▶ **LISTED ENTRIES**

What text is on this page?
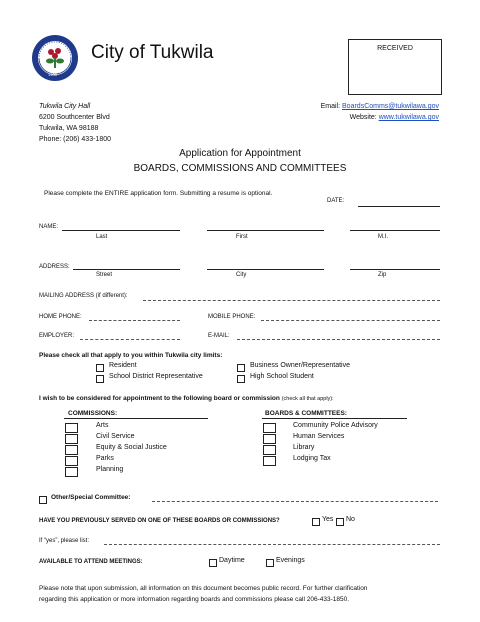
1908
City of Tukwila	RECEIVED
Tukwila City Hall
6200 Southcenter Blvd
Tukwila, WA 98188
Phone: (206) 433-1800
Email: BoardsComms@tukwilawa.gov
Website: www.tukwilawa.gov
Application for Appointment
BOARDS, COMMISSIONS AND COMMITTEES
Please complete the ENTIRE application form. Submitting a resume is optional.
DATE:
NAME:
Last	First	M.I.
ADDRESS:
Street	City	Zip
MAILING ADDRESS (if different):
HOME PHONE:	MOBILE PHONE:
EMPLOYER:	E-MAIL:
Please check all that apply to you within Tukwila city limits:
Resident	Business Owner/Representative
School District Representative	High School Student
I wish to be considered for appointment to the following board or commission (check all that apply):
COMMISSIONS:
Arts
Civil Service
Equity & Social Justice
Parks
Planning
BOARDS & COMMITTEES:
Community Police Advisory
Human Services
Library
Lodging Tax
Other/Special Committee:
HAVE YOU PREVIOUSLY SERVED ON ONE OF THESE BOARDS OR COMMISSIONS?	Yes No
If “yes”, please list:
AVAILABLE TO ATTEND MEETINGS:	Daytime	Evenings
Please note that upon submission, all information on this document becomes public record. For further clarification
regarding this application or more information regarding boards and commissions please call 206-433-1850.
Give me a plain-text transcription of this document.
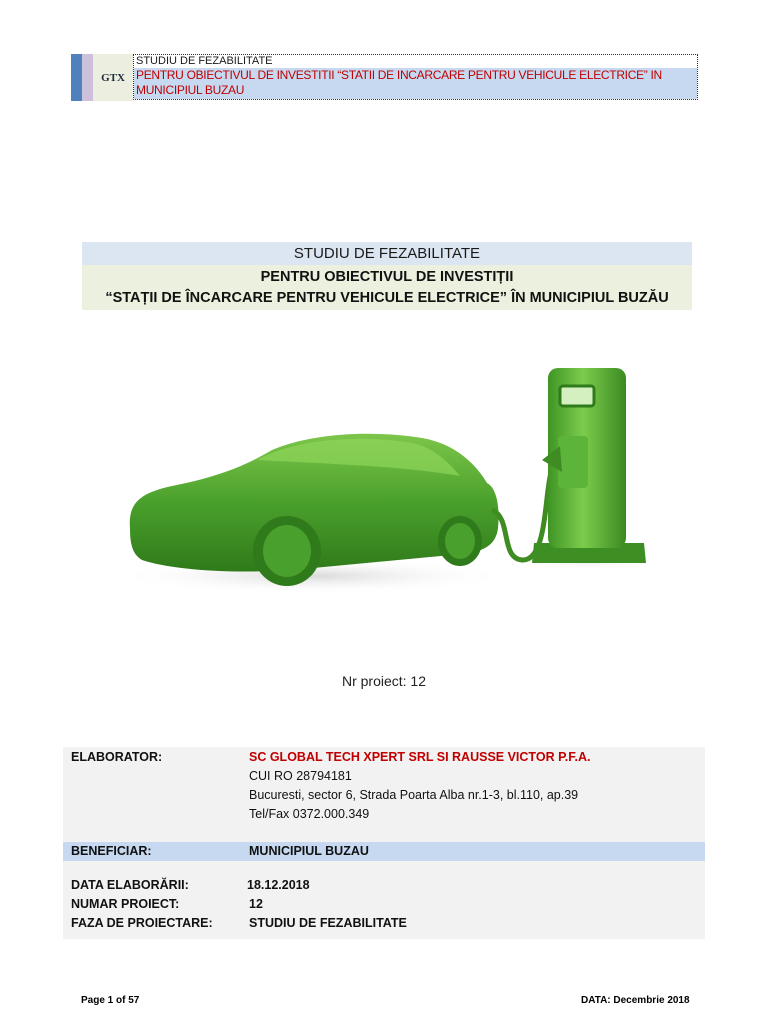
GTX
STUDIU DE FEZABILITATE
PENTRU OBIECTIVUL DE INVESTITII “STATII DE INCARCARE PENTRU VEHICULE ELECTRICE” IN MUNICIPIUL BUZAU
STUDIU DE FEZABILITATE
PENTRU OBIECTIVUL DE INVESTIȚII
“STAȚII DE ÎNCARCARE PENTRU VEHICULE ELECTRICE” ÎN MUNICIPIUL BUZĂU
Nr proiect: 12
ELABORATOR:	SC GLOBAL TECH XPERT SRL SI RAUSSE VICTOR P.F.A.
CUI RO 28794181
Bucuresti, sector 6, Strada Poarta Alba nr.1-3, bl.110, ap.39
Tel/Fax 0372.000.349
BENEFICIAR:	MUNICIPIUL BUZAU
DATA ELABORĂRII:	18.12.2018
NUMAR PROIECT:	12
FAZA DE PROIECTARE:	STUDIU DE FEZABILITATE
Page 1 of 57	DATA: Decembrie 2018
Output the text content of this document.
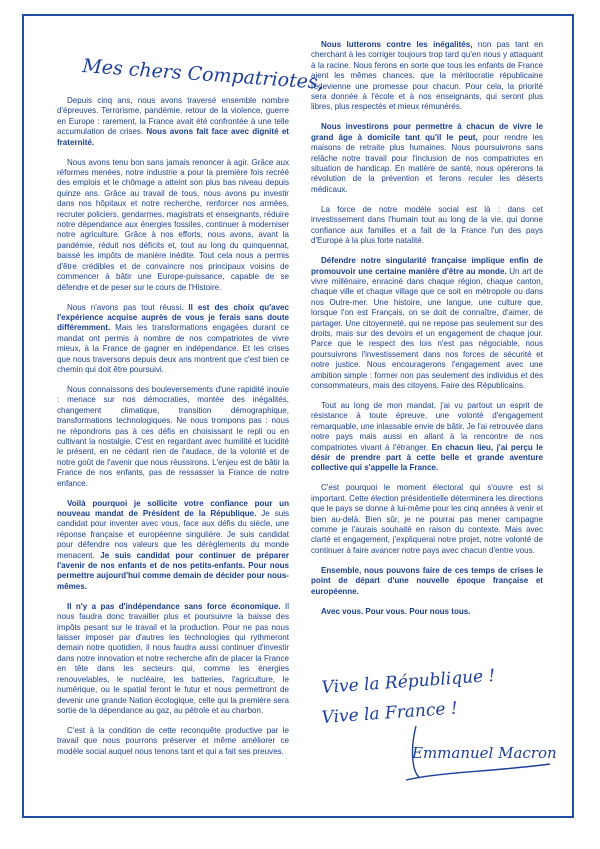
Mes chers Compatriotes,

Depuis cinq ans, nous avons traversé ensemble nombre d'épreuves. Terrorisme, pandémie, retour de la violence, guerre en Europe : rarement, la France avait été confrontée à une telle accumulation de crises. Nous avons fait face avec dignité et fraternité.

Nous avons tenu bon sans jamais renoncer à agir. Grâce aux réformes menées, notre industrie a pour la première fois recréé des emplois et le chômage a atteint son plus bas niveau depuis quinze ans. Grâce au travail de tous, nous avons pu investir dans nos hôpitaux et notre recherche, renforcer nos armées, recruter policiers, gendarmes, magistrats et enseignants, réduire notre dépendance aux énergies fossiles, continuer à moderniser notre agriculture. Grâce à nos efforts, nous avons, avant la pandémie, réduit nos déficits et, tout au long du quinquennat, baissé les impôts de manière inédite. Tout cela nous a permis d'être crédibles et de convaincre nos principaux voisins de commencer à bâtir une Europe-puissance, capable de se défendre et de peser sur le cours de l'Histoire.

Nous n'avons pas tout réussi. Il est des choix qu'avec l'expérience acquise auprès de vous je ferais sans doute différemment. Mais les transformations engagées durant ce mandat ont permis à nombre de nos compatriotes de vivre mieux, à la France de gagner en indépendance. Et les crises que nous traversons depuis deux ans montrent que c'est bien ce chemin qui doit être poursuivi.

Nous connaissons des bouleversements d'une rapidité inouïe : menace sur nos démocraties, montée des inégalités, changement climatique, transition démographique, transformations technologiques. Ne nous trompons pas : nous ne répondrons pas à ces défis en choisissant le repli ou en cultivant la nostalgie. C'est en regardant avec humilité et lucidité le présent, en ne cédant rien de l'audace, de la volonté et de notre goût de l'avenir que nous réussirons. L'enjeu est de bâtir la France de nos enfants, pas de ressasser la France de notre enfance.

Voilà pourquoi je sollicite votre confiance pour un nouveau mandat de Président de la République. Je suis candidat pour inventer avec vous, face aux défis du siècle, une réponse française et européenne singulière. Je suis candidat pour défendre nos valeurs que les dérèglements du monde menacent. Je suis candidat pour continuer de préparer l'avenir de nos enfants et de nos petits-enfants. Pour nous permettre aujourd'hui comme demain de décider pour nous-mêmes.

Il n'y a pas d'indépendance sans force économique. Il nous faudra donc travailler plus et poursuivre la baisse des impôts pesant sur le travail et la production. Pour ne pas nous laisser imposer par d'autres les technologies qui rythmeront demain notre quotidien, il nous faudra aussi continuer d'investir dans notre innovation et notre recherche afin de placer la France en tête dans les secteurs qui, comme les énergies renouvelables, le nucléaire, les batteries, l'agriculture, le numérique, ou le spatial feront le futur et nous permettront de devenir une grande Nation écologique, celle qui la première sera sortie de la dépendance au gaz, au pétrole et au charbon.

C'est à la condition de cette reconquête productive par le travail que nous pourrons préserver et même améliorer ce modèle social auquel nous tenons tant et qui a fait ses preuves.

Nous lutterons contre les inégalités, non pas tant en cherchant à les corriger toujours trop tard qu'en nous y attaquant à la racine. Nous ferons en sorte que tous les enfants de France aient les mêmes chances, que la méritocratie républicaine redevienne une promesse pour chacun. Pour cela, la priorité sera donnée à l'école et à nos enseignants, qui seront plus libres, plus respectés et mieux rémunérés.

Nous investirons pour permettre à chacun de vivre le grand âge à domicile tant qu'il le peut, pour rendre les maisons de retraite plus humaines. Nous poursuivrons sans relâche notre travail pour l'inclusion de nos compatriotes en situation de handicap. En matière de santé, nous opérerons la révolution de la prévention et ferons reculer les déserts médicaux.

La force de notre modèle social est là : dans cet investissement dans l'humain tout au long de la vie, qui donne confiance aux familles et a fait de la France l'un des pays d'Europe à la plus forte natalité.

Défendre notre singularité française implique enfin de promouvoir une certaine manière d'être au monde. Un art de vivre millénaire, enraciné dans chaque région, chaque canton, chaque ville et chaque village que ce soit en métropole ou dans nos Outre-mer. Une histoire, une langue, une culture que, lorsque l'on est Français, on se doit de connaître, d'aimer, de partager. Une citoyenneté, qui ne repose pas seulement sur des droits, mais sur des devoirs et un engagement de chaque jour. Parce que le respect des lois n'est pas négociable, nous poursuivrons l'investissement dans nos forces de sécurité et notre justice. Nous encouragerons l'engagement avec une ambition simple : former non pas seulement des individus et des consommateurs, mais des citoyens. Faire des Républicains.

Tout au long de mon mandat, j'ai vu partout un esprit de résistance à toute épreuve, une volonté d'engagement remarquable, une inlassable envie de bâtir. Je l'ai retrouvée dans notre pays mais aussi en allant à la rencontre de nos compatriotes vivant à l'étranger. En chacun lieu, j'ai perçu le désir de prendre part à cette belle et grande aventure collective qui s'appelle la France.

C'est pourquoi le moment électoral qui s'ouvre est si important. Cette élection présidentielle déterminera les directions que le pays se donne à lui-même pour les cinq années à venir et bien au-delà. Bien sûr, je ne pourrai pas mener campagne comme je l'aurais souhaité en raison du contexte. Mais avec clarté et engagement, j'expliquerai notre projet, notre volonté de continuer à faire avancer notre pays avec chacun d'entre vous.

Ensemble, nous pouvons faire de ces temps de crises le point de départ d'une nouvelle époque française et européenne.

Avec vous. Pour vous. Pour nous tous.

Vive la République !
Vive la France !
Emmanuel Macron
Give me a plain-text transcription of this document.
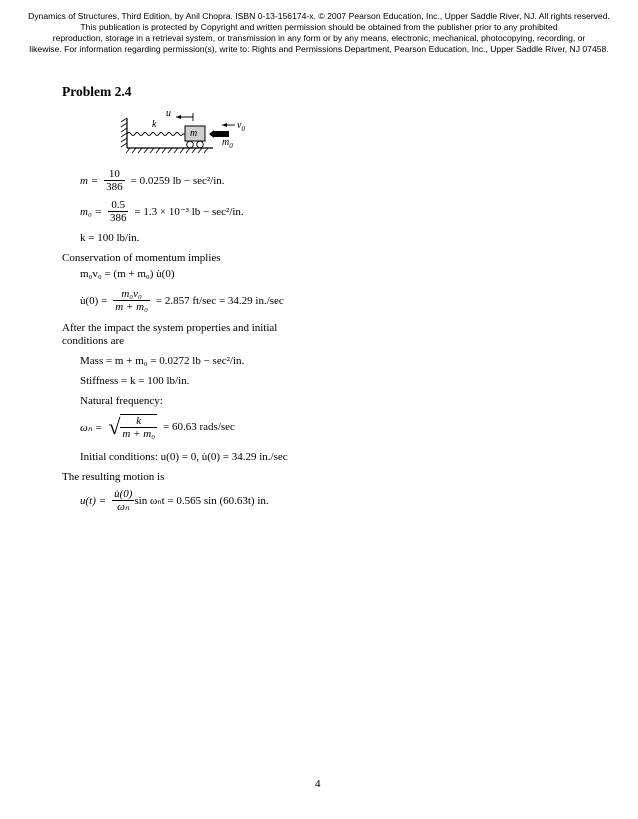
Dynamics of Structures, Third Edition, by Anil Chopra. ISBN 0-13-156174-x. © 2007 Pearson Education, Inc., Upper Saddle River, NJ. All rights reserved.
This publication is protected by Copyright and written permission should be obtained from the publisher prior to any prohibited
reproduction, storage in a retrieval system, or transmission in any form or by any means, electronic, mechanical, photocopying, recording, or
likewise. For information regarding permission(s), write to: Rights and Permissions Department, Pearson Education, Inc., Upper Saddle River, NJ 07458.
Problem 2.4
u
k
m
$v_0$
$m_0$
$m = \frac{10}{386} = 0.0259$ lb − sec²/in.
$m_0 = \frac{0.5}{386} = 1.3 \times 10^{-3}$ lb − sec²/in.
k = 100 lb/in.
Conservation of momentum implies
m₀v₀ = (m + m₀) u̇(0)
u̇(0) = $\frac{\text{m₀v₀}}{\text{m + m₀}} = 2.857$ ft/sec = 34.29 in./sec
After the impact the system properties and initial
conditions are
Mass = m + m₀ = 0.0272 lb − sec²/in.
Stiffness = k = 100 lb/in.
Natural frequency:
ωₙ = √ $\frac{k}{\text{m + m₀}} = 60.63$ rads/sec
Initial conditions: u(0) = 0, u̇(0) = 34.29 in./sec
The resulting motion is
$u(t) = \frac{u̇(0)}{\text{ωₙ}}$ sin ωₙt = 0.565 sin (60.63t) in.
4
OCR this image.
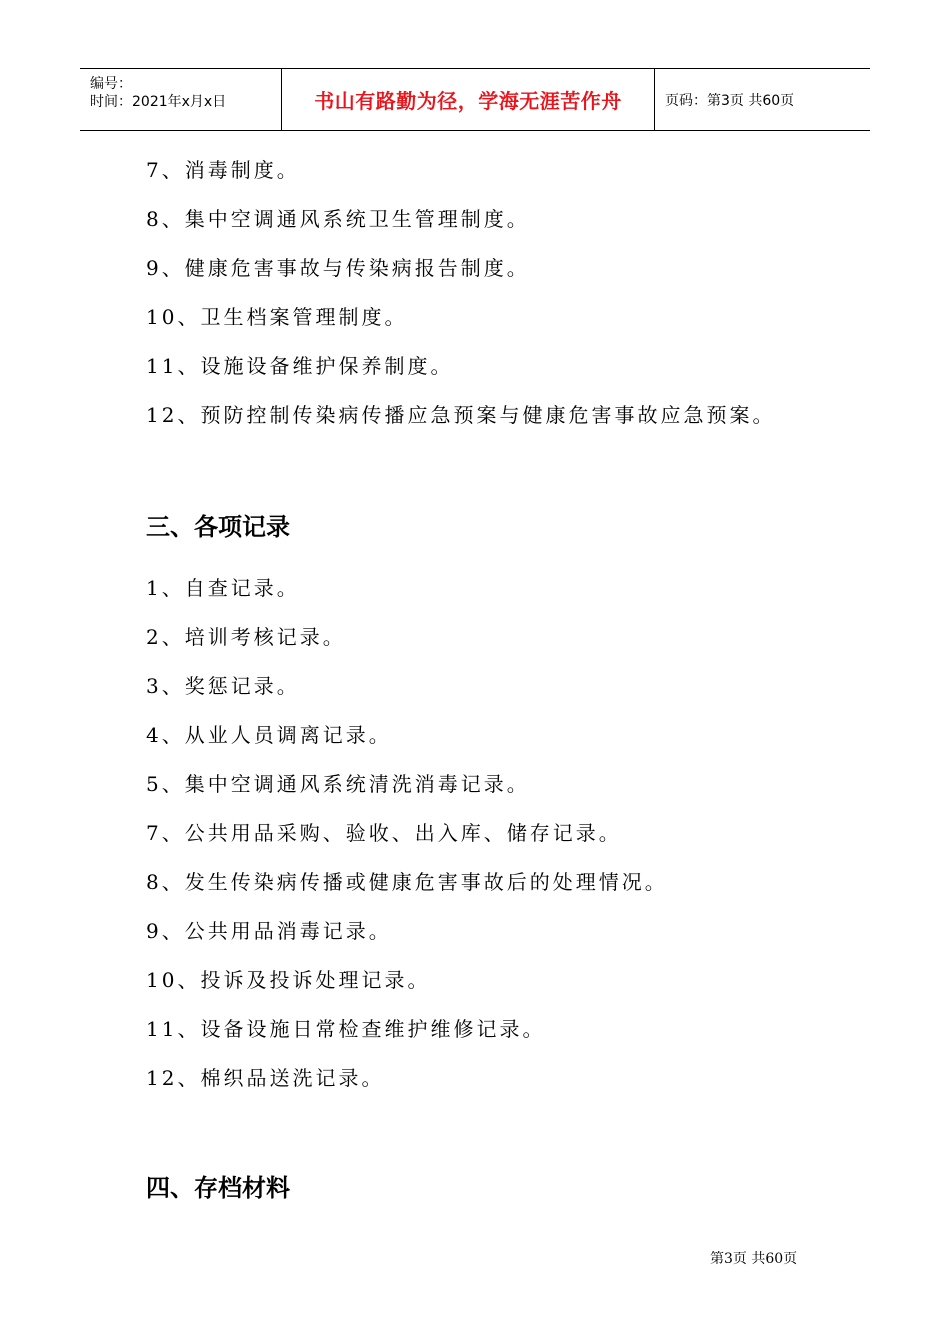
编号：
时间：2021年x月x日	书山有路勤为径，学海无涯苦作舟	页码：第3页 共60页
7、消毒制度。
8、集中空调通风系统卫生管理制度。
9、健康危害事故与传染病报告制度。
10、卫生档案管理制度。
11、设施设备维护保养制度。
12、预防控制传染病传播应急预案与健康危害事故应急预案。
三、各项记录
1、自查记录。
2、培训考核记录。
3、奖惩记录。
4、从业人员调离记录。
5、集中空调通风系统清洗消毒记录。
7、公共用品采购、验收、出入库、储存记录。
8、发生传染病传播或健康危害事故后的处理情况。
9、公共用品消毒记录。
10、投诉及投诉处理记录。
11、设备设施日常检查维护维修记录。
12、棉织品送洗记录。
四、存档材料
第3页 共60页
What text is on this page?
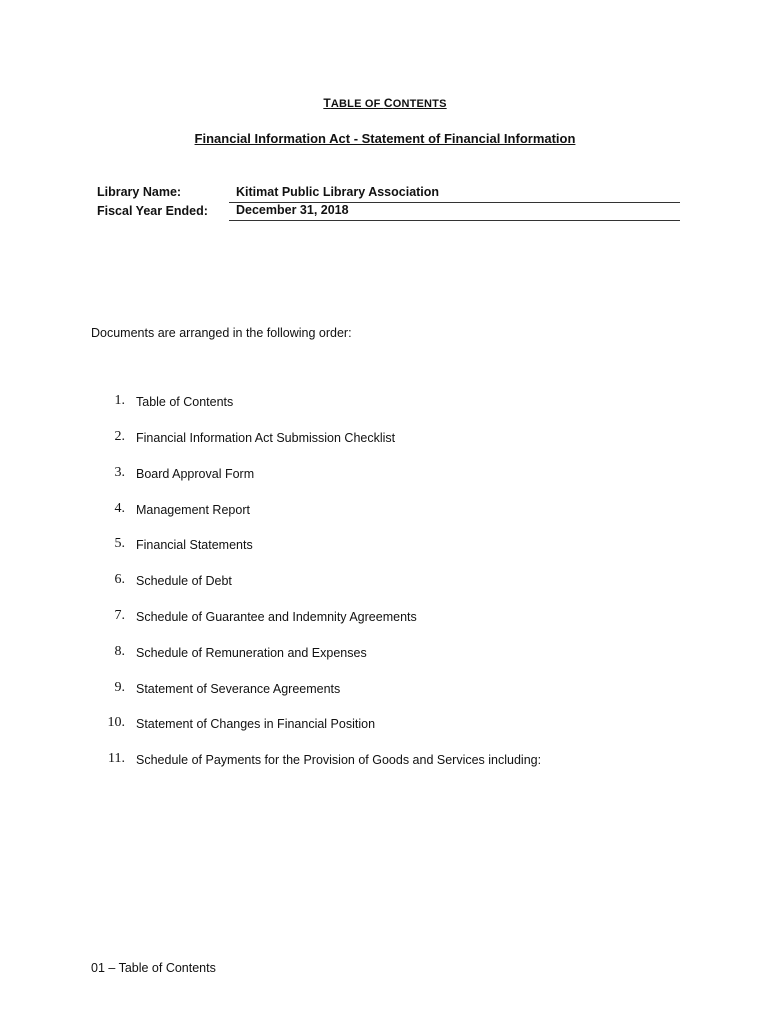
TABLE OF CONTENTS
Financial Information Act - Statement of Financial Information
Library Name:	Kitimat Public Library Association
Fiscal Year Ended:	December 31, 2018
Documents are arranged in the following order:
1. Table of Contents
2. Financial Information Act Submission Checklist
3. Board Approval Form
4. Management Report
5. Financial Statements
6. Schedule of Debt
7. Schedule of Guarantee and Indemnity Agreements
8. Schedule of Remuneration and Expenses
9. Statement of Severance Agreements
10. Statement of Changes in Financial Position
11. Schedule of Payments for the Provision of Goods and Services including:
01 – Table of Contents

▶ **WHAT YOU ARE ASKED TO DO**
Where a line contains the string "pourquoi", extract that line.

▶ **EXERCISE ANSWER**
Voilà pourquoi je sollicite votre confiance pour un nouveau mandat de Président de la République. Je suis candidat pour inventer avec vous, face aux défis du siècle, une réponse française et européenne singulière. Je suis candidat pour défendre nos valeurs que les dérèglements du monde menacent. Je suis candidat pour continuer de préparer l'avenir de nos enfants et de nos petits-enfants. Pour nous permettre aujourd'hui comme demain de décider pour nous-mêmes.
C'est pourquoi le moment électoral qui s'ouvre est si important. Cette élection présidentielle déterminera les directions que le pays se donne à lui-même pour les cinq années à venir et bien au-delà. Bien sûr, je ne pourrai pas mener campagne comme je l'aurais souhaité en raison du contexte. Mais avec clarté et engagement, j'expliquerai notre projet, notre volonté de continuer à faire avancer notre pays avec chacun d'entre vous.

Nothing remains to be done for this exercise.